Copy the records below exactly, omitting any pictures they contain.

## begin LISTING

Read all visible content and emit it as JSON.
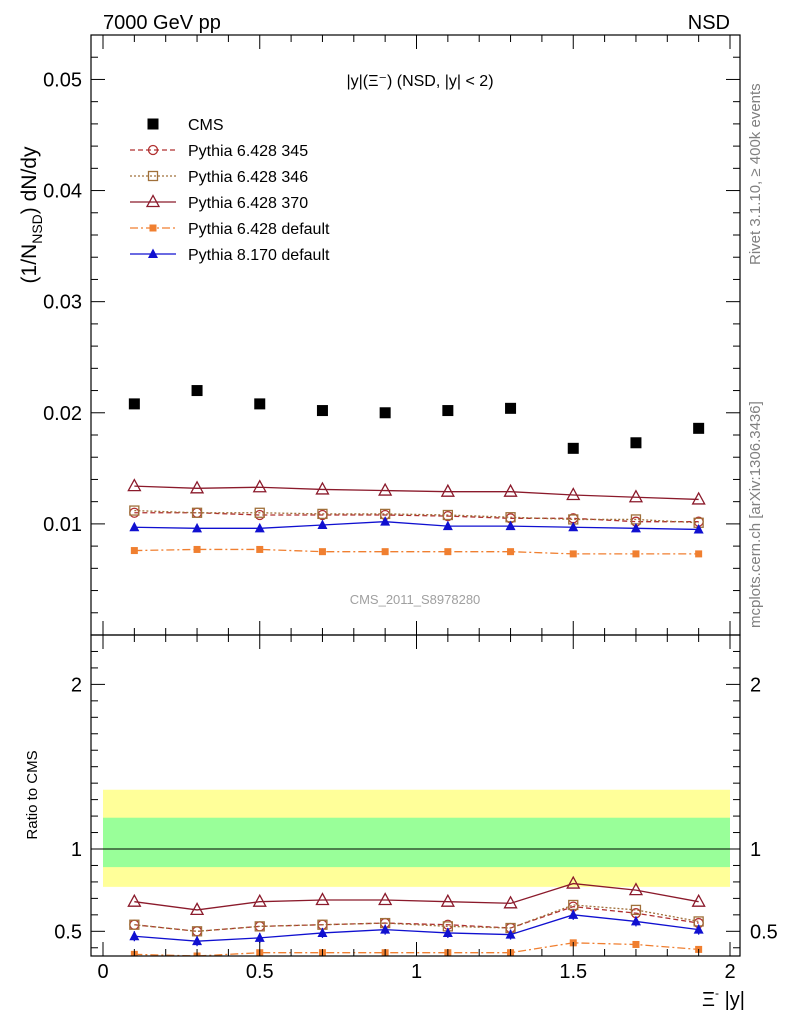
{
  "header": {
    "left": "7000 GeV pp",
    "right": "NSD"
  },
  "side_labels": {
    "rivet": "Rivet 3.1.10, ≥ 400k events",
    "mcplots": "mcplots.cern.ch [arXiv:1306.3436]"
  },
  "analysis_id": "CMS_2011_S8978280",
  "colors": {
    "cms": "#000000",
    "p345": "#b03030",
    "p346": "#a0703a",
    "p370": "#8b1a2b",
    "p6def": "#f07f30",
    "p8def": "#1010d0",
    "band_yellow": "#ffff99",
    "band_green": "#99ff99"
  },
  "chart_data": [
    {
      "type": "scatter",
      "title": "|y|(Ξ⁻) (NSD, |y| < 2)",
      "ylabel": "(1/N_NSD) dN/dy",
      "xlim": [
        -0.1,
        2.05
      ],
      "ylim": [
        0,
        0.054
      ],
      "yticks": [
        0.01,
        0.02,
        0.03,
        0.04,
        0.05
      ],
      "ytick_labels": [
        "0.01",
        "0.02",
        "0.03",
        "0.04",
        "0.05"
      ],
      "x": [
        0.1,
        0.3,
        0.5,
        0.7,
        0.9,
        1.1,
        1.3,
        1.5,
        1.7,
        1.9
      ],
      "series": [
        {
          "name": "CMS",
          "key": "cms",
          "marker": "square-filled",
          "line": "none",
          "values": [
            0.0208,
            0.022,
            0.0208,
            0.0202,
            0.02,
            0.0202,
            0.0204,
            0.0168,
            0.0173,
            0.0186
          ]
        },
        {
          "name": "Pythia 6.428 345",
          "key": "p345",
          "marker": "circle-open",
          "line": "dashed",
          "values": [
            0.011,
            0.011,
            0.0108,
            0.0108,
            0.0108,
            0.0107,
            0.0105,
            0.0105,
            0.0102,
            0.0102
          ]
        },
        {
          "name": "Pythia 6.428 346",
          "key": "p346",
          "marker": "square-open",
          "line": "dotted",
          "values": [
            0.0112,
            0.011,
            0.011,
            0.0109,
            0.0109,
            0.0108,
            0.0106,
            0.0104,
            0.0104,
            0.0101
          ]
        },
        {
          "name": "Pythia 6.428 370",
          "key": "p370",
          "marker": "triangle-open",
          "line": "solid",
          "values": [
            0.0134,
            0.0132,
            0.0133,
            0.0131,
            0.013,
            0.0129,
            0.0129,
            0.0126,
            0.0124,
            0.0122
          ]
        },
        {
          "name": "Pythia 6.428 default",
          "key": "p6def",
          "marker": "square-filled-small",
          "line": "dashdot",
          "values": [
            0.0076,
            0.0077,
            0.0077,
            0.0075,
            0.0075,
            0.0075,
            0.0075,
            0.0073,
            0.0073,
            0.0073
          ]
        },
        {
          "name": "Pythia 8.170 default",
          "key": "p8def",
          "marker": "triangle-filled",
          "line": "solid",
          "values": [
            0.0097,
            0.0096,
            0.0096,
            0.0099,
            0.0102,
            0.0098,
            0.0098,
            0.0097,
            0.0096,
            0.0095
          ]
        }
      ]
    },
    {
      "type": "line",
      "ylabel": "Ratio to CMS",
      "xlabel": "Ξ⁻ |y|",
      "xlim": [
        -0.1,
        2.05
      ],
      "ylim": [
        0.35,
        2.3
      ],
      "yticks": [
        0.5,
        1,
        2
      ],
      "ytick_labels": [
        "0.5",
        "1",
        "2"
      ],
      "xticks": [
        0,
        0.5,
        1,
        1.5,
        2
      ],
      "xtick_labels": [
        "0",
        "0.5",
        "1",
        "1.5",
        "2"
      ],
      "x": [
        0.1,
        0.3,
        0.5,
        0.7,
        0.9,
        1.1,
        1.3,
        1.5,
        1.7,
        1.9
      ],
      "band_yellow": [
        0.77,
        1.36
      ],
      "band_green": [
        0.89,
        1.19
      ],
      "series": [
        {
          "name": "Pythia 6.428 345",
          "key": "p345",
          "marker": "circle-open",
          "line": "dashed",
          "values": [
            0.54,
            0.5,
            0.53,
            0.54,
            0.55,
            0.54,
            0.52,
            0.65,
            0.61,
            0.55
          ]
        },
        {
          "name": "Pythia 6.428 346",
          "key": "p346",
          "marker": "square-open",
          "line": "dotted",
          "values": [
            0.54,
            0.5,
            0.53,
            0.54,
            0.55,
            0.53,
            0.52,
            0.66,
            0.63,
            0.56
          ]
        },
        {
          "name": "Pythia 6.428 370",
          "key": "p370",
          "marker": "triangle-open",
          "line": "solid",
          "values": [
            0.68,
            0.63,
            0.68,
            0.69,
            0.69,
            0.68,
            0.67,
            0.79,
            0.75,
            0.68
          ]
        },
        {
          "name": "Pythia 6.428 default",
          "key": "p6def",
          "marker": "square-filled-small",
          "line": "dashdot",
          "values": [
            0.36,
            0.35,
            0.37,
            0.37,
            0.37,
            0.37,
            0.37,
            0.43,
            0.42,
            0.39
          ]
        },
        {
          "name": "Pythia 8.170 default",
          "key": "p8def",
          "marker": "triangle-filled",
          "line": "solid",
          "values": [
            0.47,
            0.44,
            0.46,
            0.49,
            0.51,
            0.49,
            0.48,
            0.6,
            0.56,
            0.51
          ]
        }
      ]
    }
  ]
}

## end LISTING

**COMPLETE OUTPUT**.
Read all visible content and emit it as JSON.
{
  "header": {
    "left": "7000 GeV pp",
    "right": "NSD"
  },
  "side_labels": {
    "rivet": "Rivet 3.1.10, ≥ 400k events",
    "mcplots": "mcplots.cern.ch [arXiv:1306.3436]"
  },
  "analysis_id": "CMS_2011_S8978280",
  "colors": {
    "cms": "#000000",
    "p345": "#b03030",
    "p346": "#a0703a",
    "p370": "#8b1a2b",
    "p6def": "#f07f30",
    "p8def": "#1010d0",
    "band_yellow": "#ffff99",
    "band_green": "#99ff99"
  },
  "chart_data": [
    {
      "type": "scatter",
      "title": "|y|(Ξ⁻) (NSD, |y| < 2)",
      "ylabel": "(1/N_NSD) dN/dy",
      "xlim": [
        -0.1,
        2.05
      ],
      "ylim": [
        0,
        0.054
      ],
      "yticks": [
        0.01,
        0.02,
        0.03,
        0.04,
        0.05
      ],
      "ytick_labels": [
        "0.01",
        "0.02",
        "0.03",
        "0.04",
        "0.05"
      ],
      "x": [
        0.1,
        0.3,
        0.5,
        0.7,
        0.9,
        1.1,
        1.3,
        1.5,
        1.7,
        1.9
      ],
      "series": [
        {
          "name": "CMS",
          "key": "cms",
          "marker": "square-filled",
          "line": "none",
          "values": [
            0.0208,
            0.022,
            0.0208,
            0.0202,
            0.02,
            0.0202,
            0.0204,
            0.0168,
            0.0173,
            0.0186
          ]
        },
        {
          "name": "Pythia 6.428 345",
          "key": "p345",
          "marker": "circle-open",
          "line": "dashed",
          "values": [
            0.011,
            0.011,
            0.0108,
            0.0108,
            0.0108,
            0.0107,
            0.0105,
            0.0105,
            0.0102,
            0.0102
          ]
        },
        {
          "name": "Pythia 6.428 346",
          "key": "p346",
          "marker": "square-open",
          "line": "dotted",
          "values": [
            0.0112,
            0.011,
            0.011,
            0.0109,
            0.0109,
            0.0108,
            0.0106,
            0.0104,
            0.0104,
            0.0101
          ]
        },
        {
          "name": "Pythia 6.428 370",
          "key": "p370",
          "marker": "triangle-open",
          "line": "solid",
          "values": [
            0.0134,
            0.0132,
            0.0133,
            0.0131,
            0.013,
            0.0129,
            0.0129,
            0.0126,
            0.0124,
            0.0122
          ]
        },
        {
          "name": "Pythia 6.428 default",
          "key": "p6def",
          "marker": "square-filled-small",
          "line": "dashdot",
          "values": [
            0.0076,
            0.0077,
            0.0077,
            0.0075,
            0.0075,
            0.0075,
            0.0075,
            0.0073,
            0.0073,
            0.0073
          ]
        },
        {
          "name": "Pythia 8.170 default",
          "key": "p8def",
          "marker": "triangle-filled",
          "line": "solid",
          "values": [
            0.0097,
            0.0096,
            0.0096,
            0.0099,
            0.0102,
            0.0098,
            0.0098,
            0.0097,
            0.0096,
            0.0095
          ]
        }
      ]
    },
    {
      "type": "line",
      "ylabel": "Ratio to CMS",
      "xlabel": "Ξ⁻ |y|",
      "xlim": [
        -0.1,
        2.05
      ],
      "ylim": [
        0.35,
        2.3
      ],
      "yticks": [
        0.5,
        1,
        2
      ],
      "ytick_labels": [
        "0.5",
        "1",
        "2"
      ],
      "xticks": [
        0,
        0.5,
        1,
        1.5,
        2
      ],
      "xtick_labels": [
        "0",
        "0.5",
        "1",
        "1.5",
        "2"
      ],
      "x": [
        0.1,
        0.3,
        0.5,
        0.7,
        0.9,
        1.1,
        1.3,
        1.5,
        1.7,
        1.9
      ],
      "band_yellow": [
        0.77,
        1.36
      ],
      "band_green": [
        0.89,
        1.19
      ],
      "series": [
        {
          "name": "Pythia 6.428 345",
          "key": "p345",
          "marker": "circle-open",
          "line": "dashed",
          "values": [
            0.54,
            0.5,
            0.53,
            0.54,
            0.55,
            0.54,
            0.52,
            0.65,
            0.61,
            0.55
          ]
        },
        {
          "name": "Pythia 6.428 346",
          "key": "p346",
          "marker": "square-open",
          "line": "dotted",
          "values": [
            0.54,
            0.5,
            0.53,
            0.54,
            0.55,
            0.53,
            0.52,
            0.66,
            0.63,
            0.56
          ]
        },
        {
          "name": "Pythia 6.428 370",
          "key": "p370",
          "marker": "triangle-open",
          "line": "solid",
          "values": [
            0.68,
            0.63,
            0.68,
            0.69,
            0.69,
            0.68,
            0.67,
            0.79,
            0.75,
            0.68
          ]
        },
        {
          "name": "Pythia 6.428 default",
          "key": "p6def",
          "marker": "square-filled-small",
          "line": "dashdot",
          "values": [
            0.36,
            0.35,
            0.37,
            0.37,
            0.37,
            0.37,
            0.37,
            0.43,
            0.42,
            0.39
          ]
        },
        {
          "name": "Pythia 8.170 default",
          "key": "p8def",
          "marker": "triangle-filled",
          "line": "solid",
          "values": [
            0.47,
            0.44,
            0.46,
            0.49,
            0.51,
            0.49,
            0.48,
            0.6,
            0.56,
            0.51
          ]
        }
      ]
    }
  ]
}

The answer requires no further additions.